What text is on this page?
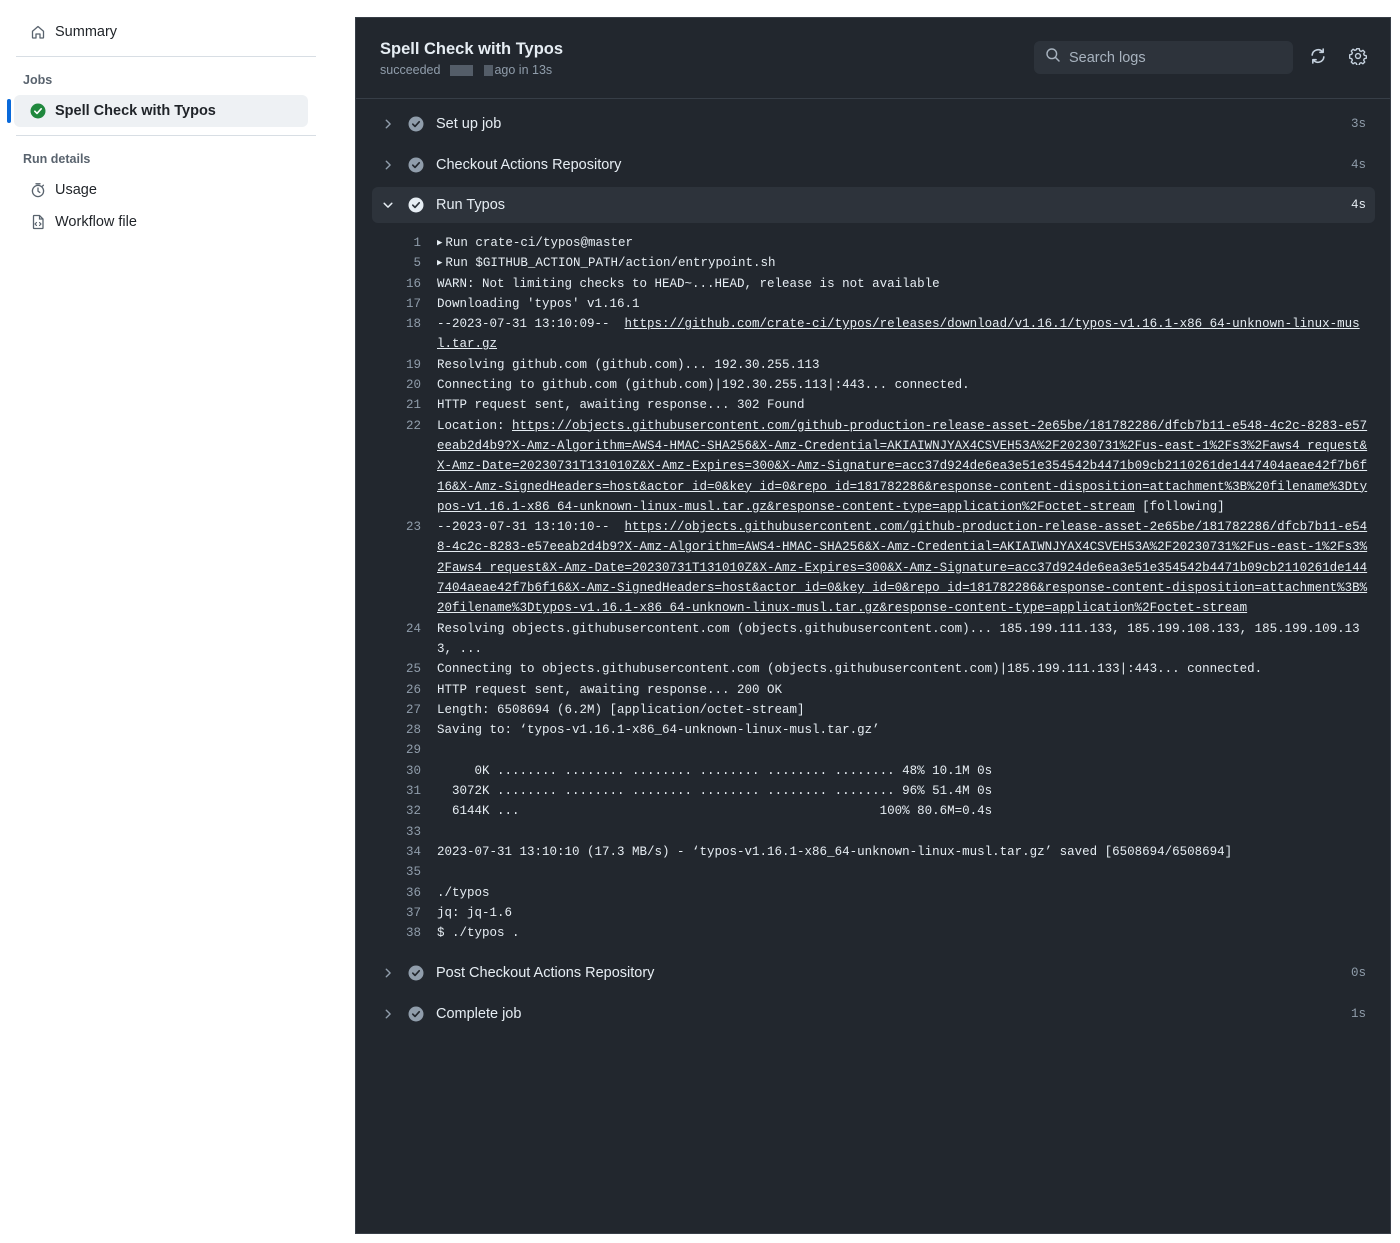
Summary
Jobs
Spell Check with Typos
Run details
Usage
Workflow file
Spell Check with Typos
succeeded	ago in 13s
Search logs
Set up job	3s
Checkout Actions Repository	4s
Run Typos	4s
1 ▶ Run crate-ci/typos@master
5 ▶ Run $GITHUB_ACTION_PATH/action/entrypoint.sh
16 WARN: Not limiting checks to HEAD~...HEAD, release is not available
17 Downloading 'typos' v1.16.1
18 --2023-07-31 13:10:09--  https://github.com/crate-ci/typos/releases/download/v1.16.1/typos-v1.16.1-x86_64-unknown-linux-musl.tar.gz
19 Resolving github.com (github.com)... 192.30.255.113
20 Connecting to github.com (github.com)|192.30.255.113|:443... connected.
21 HTTP request sent, awaiting response... 302 Found
22 Location: https://objects.githubusercontent.com/github-production-release-asset-2e65be/181782286/dfcb7b11-e548-4c2c-8283-e57eeab2d4b9?X-Amz-Algorithm=AWS4-HMAC-SHA256&X-Amz-Credential=AKIAIWNJYAX4CSVEH53A%2F20230731%2Fus-east-1%2Fs3%2Faws4_request&X-Amz-Date=20230731T131010Z&X-Amz-Expires=300&X-Amz-Signature=acc37d924de6ea3e51e354542b4471b09cb2110261de1447404aeae42f7b6f16&X-Amz-SignedHeaders=host&actor_id=0&key_id=0&repo_id=181782286&response-content-disposition=attachment%3B%20filename%3Dtypos-v1.16.1-x86_64-unknown-linux-musl.tar.gz&response-content-type=application%2Foctet-stream [following]
23 --2023-07-31 13:10:10--  https://objects.githubusercontent.com/github-production-release-asset-2e65be/181782286/dfcb7b11-e548-4c2c-8283-e57eeab2d4b9?X-Amz-Algorithm=AWS4-HMAC-SHA256&X-Amz-Credential=AKIAIWNJYAX4CSVEH53A%2F20230731%2Fus-east-1%2Fs3%2Faws4_request&X-Amz-Date=20230731T131010Z&X-Amz-Expires=300&X-Amz-Signature=acc37d924de6ea3e51e354542b4471b09cb2110261de1447404aeae42f7b6f16&X-Amz-SignedHeaders=host&actor_id=0&key_id=0&repo_id=181782286&response-content-disposition=attachment%3B%20filename%3Dtypos-v1.16.1-x86_64-unknown-linux-musl.tar.gz&response-content-type=application%2Foctet-stream
24 Resolving objects.githubusercontent.com (objects.githubusercontent.com)... 185.199.111.133, 185.199.108.133, 185.199.109.133, ...
25 Connecting to objects.githubusercontent.com (objects.githubusercontent.com)|185.199.111.133|:443... connected.
26 HTTP request sent, awaiting response... 200 OK
27 Length: 6508694 (6.2M) [application/octet-stream]
28 Saving to: ‘typos-v1.16.1-x86_64-unknown-linux-musl.tar.gz’
29
30 0K ........ ........ ........ ........ ........ ........ 48% 10.1M 0s
31 3072K ........ ........ ........ ........ ........ ........ 96% 51.4M 0s
32 6144K ...                                                100% 80.6M=0.4s
33
34 2023-07-31 13:10:10 (17.3 MB/s) - ‘typos-v1.16.1-x86_64-unknown-linux-musl.tar.gz’ saved [6508694/6508694]
35
36 ./typos
37 jq: jq-1.6
38 $ ./typos .
Post Checkout Actions Repository	0s
Complete job	1s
══════════
Give back the entries verbatim. Do not include any picture.

Output below
What text is on this page?
Summary
Jobs
Spell Check with Typos
Run details
Usage
Workflow file
Spell Check with Typos
succeeded	ago in 13s
Search logs
Set up job	3s
Checkout Actions Repository	4s
Run Typos	4s
1 ▶ Run crate-ci/typos@master
5 ▶ Run $GITHUB_ACTION_PATH/action/entrypoint.sh
16 WARN: Not limiting checks to HEAD~...HEAD, release is not available
17 Downloading 'typos' v1.16.1
18 --2023-07-31 13:10:09--  https://github.com/crate-ci/typos/releases/download/v1.16.1/typos-v1.16.1-x86_64-unknown-linux-musl.tar.gz
19 Resolving github.com (github.com)... 192.30.255.113
20 Connecting to github.com (github.com)|192.30.255.113|:443... connected.
21 HTTP request sent, awaiting response... 302 Found
22 Location: https://objects.githubusercontent.com/github-production-release-asset-2e65be/181782286/dfcb7b11-e548-4c2c-8283-e57eeab2d4b9?X-Amz-Algorithm=AWS4-HMAC-SHA256&X-Amz-Credential=AKIAIWNJYAX4CSVEH53A%2F20230731%2Fus-east-1%2Fs3%2Faws4_request&X-Amz-Date=20230731T131010Z&X-Amz-Expires=300&X-Amz-Signature=acc37d924de6ea3e51e354542b4471b09cb2110261de1447404aeae42f7b6f16&X-Amz-SignedHeaders=host&actor_id=0&key_id=0&repo_id=181782286&response-content-disposition=attachment%3B%20filename%3Dtypos-v1.16.1-x86_64-unknown-linux-musl.tar.gz&response-content-type=application%2Foctet-stream [following]
23 --2023-07-31 13:10:10--  https://objects.githubusercontent.com/github-production-release-asset-2e65be/181782286/dfcb7b11-e548-4c2c-8283-e57eeab2d4b9?X-Amz-Algorithm=AWS4-HMAC-SHA256&X-Amz-Credential=AKIAIWNJYAX4CSVEH53A%2F20230731%2Fus-east-1%2Fs3%2Faws4_request&X-Amz-Date=20230731T131010Z&X-Amz-Expires=300&X-Amz-Signature=acc37d924de6ea3e51e354542b4471b09cb2110261de1447404aeae42f7b6f16&X-Amz-SignedHeaders=host&actor_id=0&key_id=0&repo_id=181782286&response-content-disposition=attachment%3B%20filename%3Dtypos-v1.16.1-x86_64-unknown-linux-musl.tar.gz&response-content-type=application%2Foctet-stream
24 Resolving objects.githubusercontent.com (objects.githubusercontent.com)... 185.199.111.133, 185.199.108.133, 185.199.109.133, ...
25 Connecting to objects.githubusercontent.com (objects.githubusercontent.com)|185.199.111.133|:443... connected.
26 HTTP request sent, awaiting response... 200 OK
27 Length: 6508694 (6.2M) [application/octet-stream]
28 Saving to: ‘typos-v1.16.1-x86_64-unknown-linux-musl.tar.gz’
29
30 0K ........ ........ ........ ........ ........ ........ 48% 10.1M 0s
31 3072K ........ ........ ........ ........ ........ ........ 96% 51.4M 0s
32 6144K ...                                                100% 80.6M=0.4s
33
34 2023-07-31 13:10:10 (17.3 MB/s) - ‘typos-v1.16.1-x86_64-unknown-linux-musl.tar.gz’ saved [6508694/6508694]
35
36 ./typos
37 jq: jq-1.6
38 $ ./typos .
Post Checkout Actions Repository	0s
Complete job	1s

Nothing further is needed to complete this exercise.